[Items from a data source]
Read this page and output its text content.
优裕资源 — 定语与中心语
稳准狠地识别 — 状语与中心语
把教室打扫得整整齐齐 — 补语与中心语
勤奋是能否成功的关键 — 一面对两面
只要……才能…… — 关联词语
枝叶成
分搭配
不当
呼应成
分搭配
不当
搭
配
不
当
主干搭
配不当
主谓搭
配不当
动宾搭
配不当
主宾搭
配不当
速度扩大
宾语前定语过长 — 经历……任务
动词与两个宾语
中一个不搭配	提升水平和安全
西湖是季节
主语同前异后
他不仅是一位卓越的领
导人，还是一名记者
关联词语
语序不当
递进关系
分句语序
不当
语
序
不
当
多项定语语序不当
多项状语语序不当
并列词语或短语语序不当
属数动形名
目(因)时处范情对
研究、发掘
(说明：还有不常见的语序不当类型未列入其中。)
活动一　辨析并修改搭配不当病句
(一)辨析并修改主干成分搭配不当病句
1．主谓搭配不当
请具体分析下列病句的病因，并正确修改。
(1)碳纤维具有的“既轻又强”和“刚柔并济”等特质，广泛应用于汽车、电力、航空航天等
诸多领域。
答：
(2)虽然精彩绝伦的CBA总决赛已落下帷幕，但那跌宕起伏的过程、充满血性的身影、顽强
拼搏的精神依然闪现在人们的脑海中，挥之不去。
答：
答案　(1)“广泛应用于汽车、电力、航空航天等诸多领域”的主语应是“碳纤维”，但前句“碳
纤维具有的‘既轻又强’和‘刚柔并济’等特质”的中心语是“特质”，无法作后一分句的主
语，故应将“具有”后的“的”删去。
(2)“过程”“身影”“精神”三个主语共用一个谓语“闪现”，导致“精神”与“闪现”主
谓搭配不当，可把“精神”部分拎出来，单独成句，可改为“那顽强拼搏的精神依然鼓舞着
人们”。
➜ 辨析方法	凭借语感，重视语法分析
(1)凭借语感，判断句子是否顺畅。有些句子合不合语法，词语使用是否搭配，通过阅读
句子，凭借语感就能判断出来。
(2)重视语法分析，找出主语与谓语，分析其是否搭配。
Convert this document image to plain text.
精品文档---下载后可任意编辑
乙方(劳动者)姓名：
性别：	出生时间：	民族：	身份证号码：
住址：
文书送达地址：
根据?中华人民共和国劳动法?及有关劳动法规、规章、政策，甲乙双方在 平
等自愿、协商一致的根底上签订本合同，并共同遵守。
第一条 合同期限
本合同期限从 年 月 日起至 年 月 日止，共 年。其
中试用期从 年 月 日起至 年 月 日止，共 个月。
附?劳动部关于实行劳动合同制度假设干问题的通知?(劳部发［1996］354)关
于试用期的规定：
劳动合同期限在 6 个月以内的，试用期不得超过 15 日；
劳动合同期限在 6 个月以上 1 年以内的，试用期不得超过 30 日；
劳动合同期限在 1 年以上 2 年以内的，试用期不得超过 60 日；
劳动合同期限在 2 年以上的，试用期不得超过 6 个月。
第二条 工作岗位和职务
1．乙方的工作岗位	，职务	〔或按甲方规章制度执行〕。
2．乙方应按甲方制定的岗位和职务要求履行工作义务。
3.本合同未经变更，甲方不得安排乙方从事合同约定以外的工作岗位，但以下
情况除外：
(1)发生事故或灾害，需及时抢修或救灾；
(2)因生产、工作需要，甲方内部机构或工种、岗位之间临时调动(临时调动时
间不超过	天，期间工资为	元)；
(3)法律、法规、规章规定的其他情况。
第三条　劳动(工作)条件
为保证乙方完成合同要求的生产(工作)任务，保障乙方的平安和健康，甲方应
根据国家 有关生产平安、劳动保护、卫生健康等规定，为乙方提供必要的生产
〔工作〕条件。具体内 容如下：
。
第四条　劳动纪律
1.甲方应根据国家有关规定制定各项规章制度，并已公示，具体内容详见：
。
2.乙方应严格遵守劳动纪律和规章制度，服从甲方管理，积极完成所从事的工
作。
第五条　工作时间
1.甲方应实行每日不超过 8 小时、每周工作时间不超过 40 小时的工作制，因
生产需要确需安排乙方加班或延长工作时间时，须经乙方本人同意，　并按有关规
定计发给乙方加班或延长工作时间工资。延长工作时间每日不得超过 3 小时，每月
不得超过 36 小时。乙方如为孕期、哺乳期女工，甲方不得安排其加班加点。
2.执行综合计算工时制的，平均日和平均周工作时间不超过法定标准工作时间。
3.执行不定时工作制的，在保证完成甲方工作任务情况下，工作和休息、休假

* [Problem to work on]
All lines that include "重视语法分析" are to be gathered and copied.

* [Solution for this task]
➜ 辨析方法	凭借语感，重视语法分析
(2)重视语法分析，找出主语与谓语，分析其是否搭配。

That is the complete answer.